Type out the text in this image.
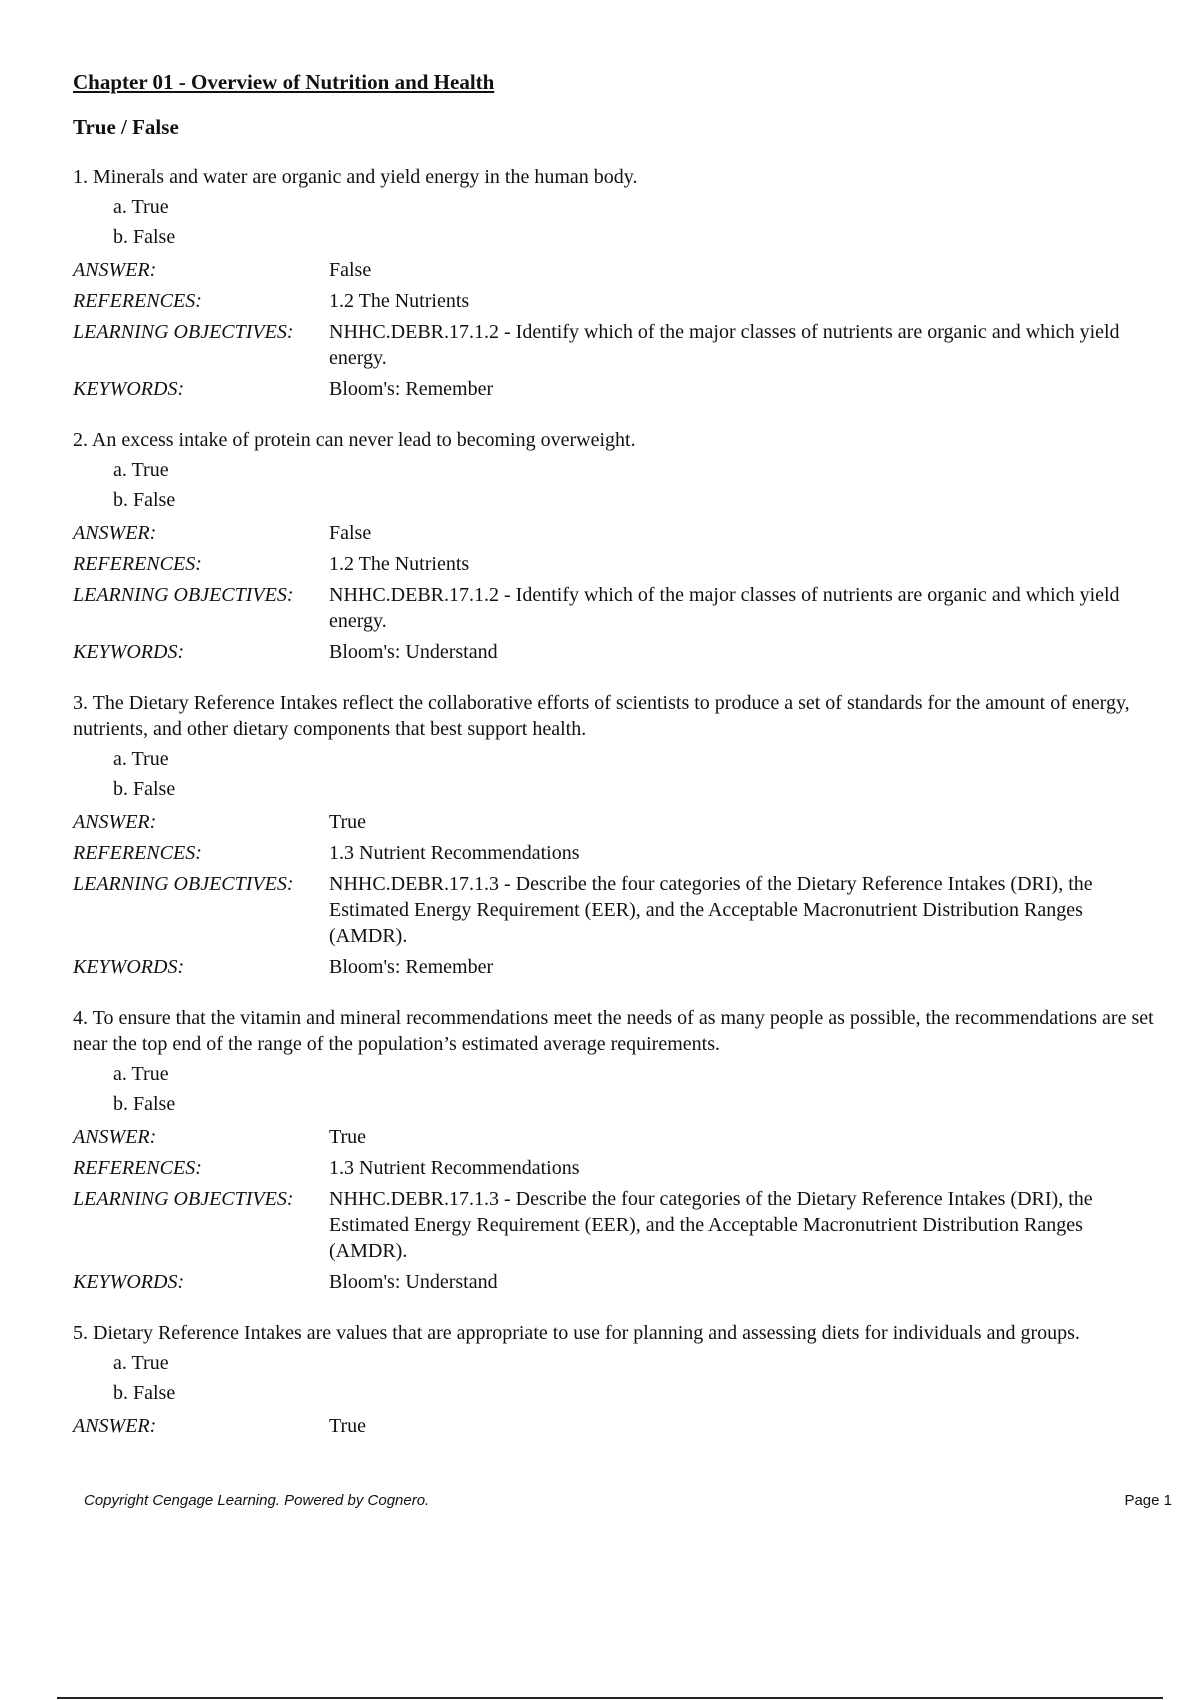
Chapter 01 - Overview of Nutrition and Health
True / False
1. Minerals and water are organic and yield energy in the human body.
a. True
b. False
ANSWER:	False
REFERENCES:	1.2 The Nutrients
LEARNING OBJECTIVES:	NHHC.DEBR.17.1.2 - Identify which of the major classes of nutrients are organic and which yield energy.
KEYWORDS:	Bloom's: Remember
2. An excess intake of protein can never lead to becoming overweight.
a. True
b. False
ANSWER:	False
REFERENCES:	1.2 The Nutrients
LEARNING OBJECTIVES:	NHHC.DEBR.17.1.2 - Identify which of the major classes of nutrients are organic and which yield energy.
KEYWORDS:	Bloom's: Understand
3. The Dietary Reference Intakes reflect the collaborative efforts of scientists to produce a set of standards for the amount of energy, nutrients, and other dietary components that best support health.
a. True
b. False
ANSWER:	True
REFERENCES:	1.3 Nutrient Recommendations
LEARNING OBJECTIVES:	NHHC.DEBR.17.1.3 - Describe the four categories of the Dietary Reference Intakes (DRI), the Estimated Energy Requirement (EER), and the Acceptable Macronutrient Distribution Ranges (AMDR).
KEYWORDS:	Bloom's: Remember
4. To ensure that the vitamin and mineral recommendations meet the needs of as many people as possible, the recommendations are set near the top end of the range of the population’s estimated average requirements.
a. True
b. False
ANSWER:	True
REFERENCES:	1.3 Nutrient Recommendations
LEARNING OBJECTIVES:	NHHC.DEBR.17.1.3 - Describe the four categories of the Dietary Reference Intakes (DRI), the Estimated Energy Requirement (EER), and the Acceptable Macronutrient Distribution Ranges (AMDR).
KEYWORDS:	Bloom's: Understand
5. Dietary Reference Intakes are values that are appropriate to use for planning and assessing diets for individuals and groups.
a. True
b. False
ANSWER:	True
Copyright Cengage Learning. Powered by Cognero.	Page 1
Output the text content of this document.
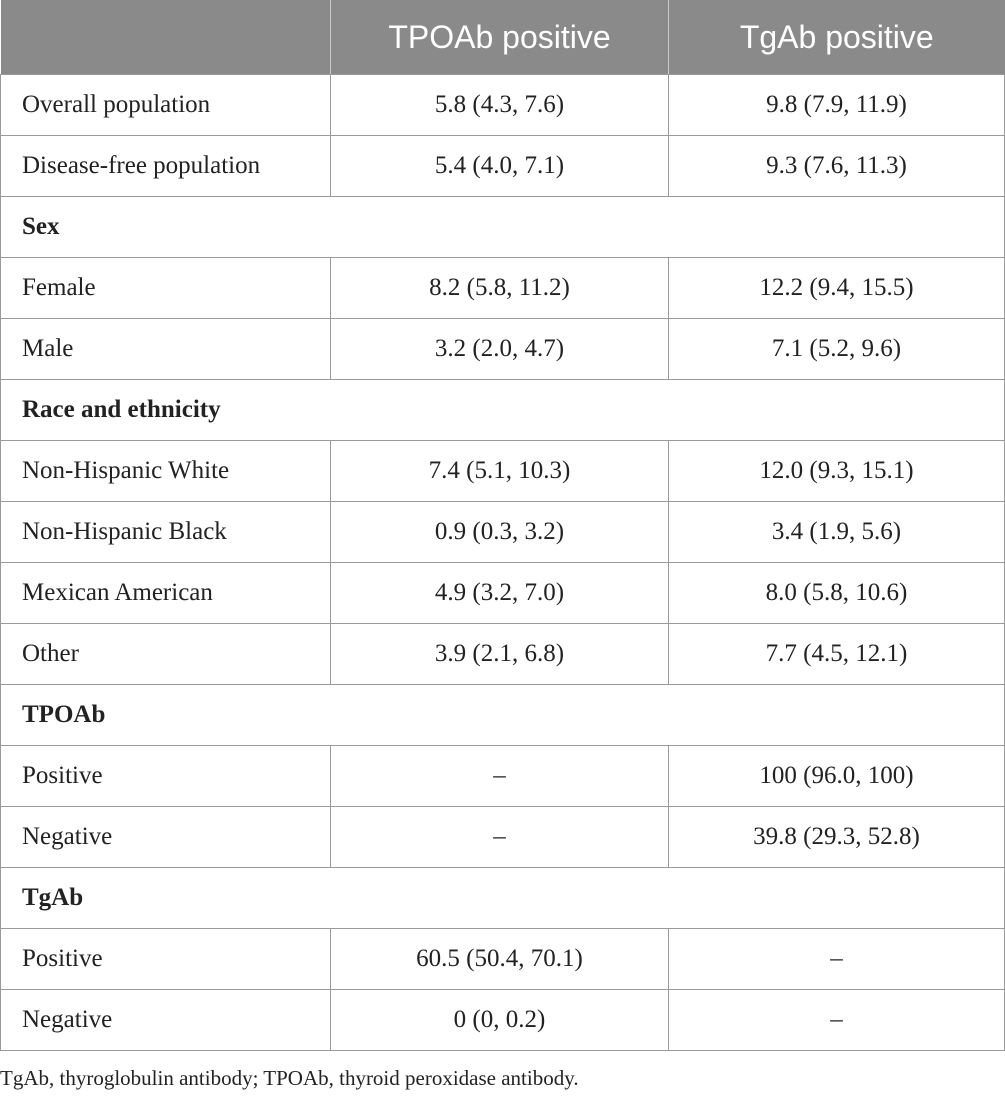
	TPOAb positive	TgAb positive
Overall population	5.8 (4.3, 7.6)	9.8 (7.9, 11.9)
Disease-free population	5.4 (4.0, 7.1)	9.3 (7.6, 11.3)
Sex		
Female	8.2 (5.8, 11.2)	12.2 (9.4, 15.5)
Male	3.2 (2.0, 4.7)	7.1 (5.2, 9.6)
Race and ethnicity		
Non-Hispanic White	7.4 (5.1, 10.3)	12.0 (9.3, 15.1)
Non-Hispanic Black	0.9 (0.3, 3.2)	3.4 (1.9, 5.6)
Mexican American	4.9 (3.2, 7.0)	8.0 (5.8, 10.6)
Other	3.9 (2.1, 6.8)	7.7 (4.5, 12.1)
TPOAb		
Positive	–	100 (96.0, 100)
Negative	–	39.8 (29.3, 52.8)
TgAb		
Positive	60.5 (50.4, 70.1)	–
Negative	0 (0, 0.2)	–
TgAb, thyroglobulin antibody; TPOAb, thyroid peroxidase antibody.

* [Exercise directions]:
Find the line containing "Output the text content of this document." in the listing above. Please restate word for word that line through the last one, leaving out the pictures.

* [Task answer]:
Output the text content of this document.
	TPOAb positive	TgAb positive
Overall population	5.8 (4.3, 7.6)	9.8 (7.9, 11.9)
Disease-free population	5.4 (4.0, 7.1)	9.3 (7.6, 11.3)
Sex		
Female	8.2 (5.8, 11.2)	12.2 (9.4, 15.5)
Male	3.2 (2.0, 4.7)	7.1 (5.2, 9.6)
Race and ethnicity		
Non-Hispanic White	7.4 (5.1, 10.3)	12.0 (9.3, 15.1)
Non-Hispanic Black	0.9 (0.3, 3.2)	3.4 (1.9, 5.6)
Mexican American	4.9 (3.2, 7.0)	8.0 (5.8, 10.6)
Other	3.9 (2.1, 6.8)	7.7 (4.5, 12.1)
TPOAb		
Positive	–	100 (96.0, 100)
Negative	–	39.8 (29.3, 52.8)
TgAb		
Positive	60.5 (50.4, 70.1)	–
Negative	0 (0, 0.2)	–
TgAb, thyroglobulin antibody; TPOAb, thyroid peroxidase antibody.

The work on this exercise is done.